_EXERCISE_
In the data that follows, count every line holding the string "Terschellingia" and give the count alone.

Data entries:
····················
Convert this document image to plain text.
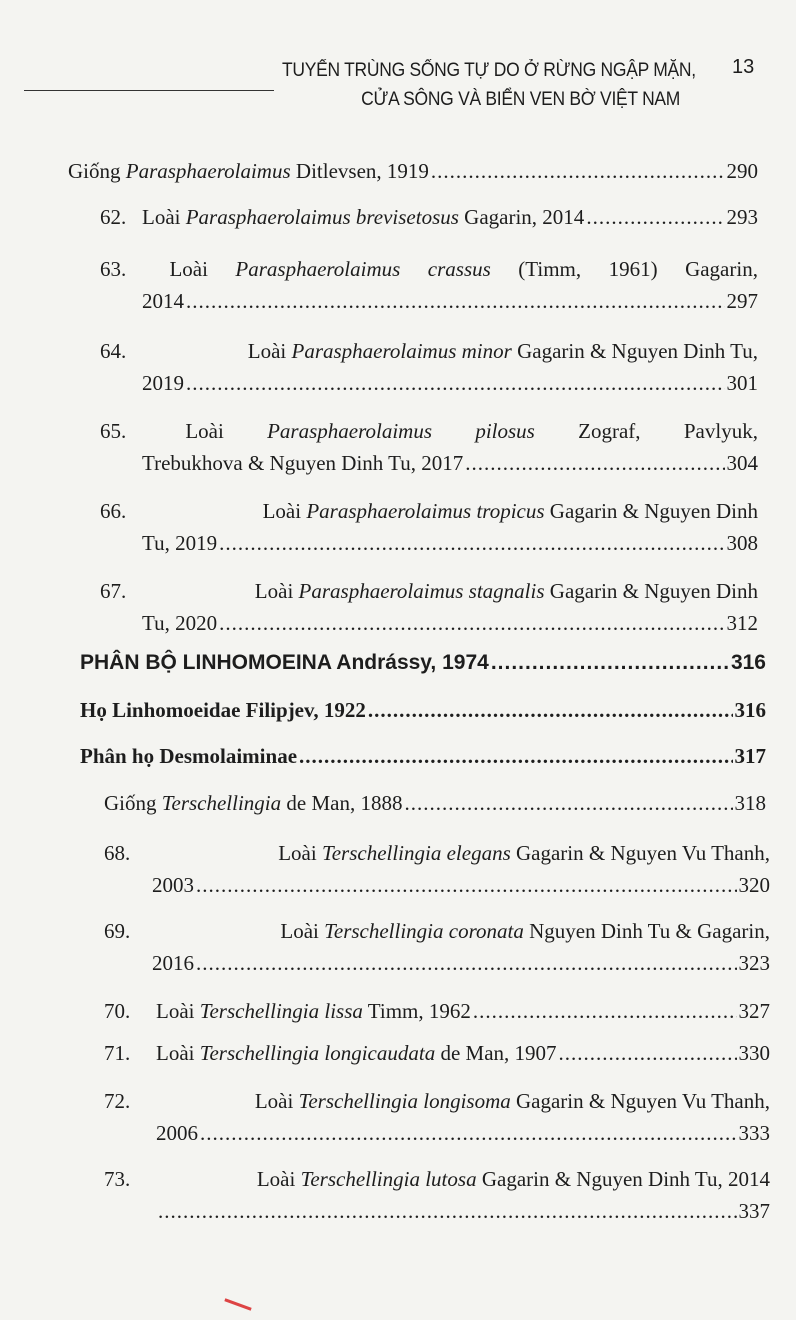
TUYẾN TRÙNG SỐNG TỰ DO Ở RỪNG NGẬP MẶN,
CỬA SÔNG VÀ BIỂN VEN BỜ VIỆT NAM
13
Giống Parasphaerolaimus Ditlevsen, 1919 .....	290
62. Loài Parasphaerolaimus brevisetosus Gagarin, 2014 .....	293
63.	Loài Parasphaerolaimus crassus (Timm, 1961) Gagarin,
2014 .....	297
64.	Loài Parasphaerolaimus minor Gagarin & Nguyen Dinh Tu,
2019 .....	301
65.	Loài Parasphaerolaimus pilosus Zograf, Pavlyuk,
Trebukhova & Nguyen Dinh Tu, 2017 .....	304
66.	Loài Parasphaerolaimus tropicus Gagarin & Nguyen Dinh
Tu, 2019 .....	308
67.	Loài Parasphaerolaimus stagnalis Gagarin & Nguyen Dinh
Tu, 2020 .....	312
PHÂN BỘ LINHOMOEINA Andrássy, 1974 .....	316
Họ Linhomoeidae Filipjev, 1922 .....	316
Phân họ Desmolaiminae .....	317
Giống Terschellingia de Man, 1888 .....	318
68.	Loài Terschellingia elegans Gagarin & Nguyen Vu Thanh,
2003 .....	320
69.	Loài Terschellingia coronata Nguyen Dinh Tu & Gagarin,
2016 .....	323
70.	Loài Terschellingia lissa Timm, 1962 .....	327
71.	Loài Terschellingia longicaudata de Man, 1907 .....	330
72.	Loài Terschellingia longisoma Gagarin & Nguyen Vu Thanh,
2006 .....	333
73.	Loài Terschellingia lutosa Gagarin & Nguyen Dinh Tu, 2014
.....
337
····················
_EXERCISE RESPONSE_
7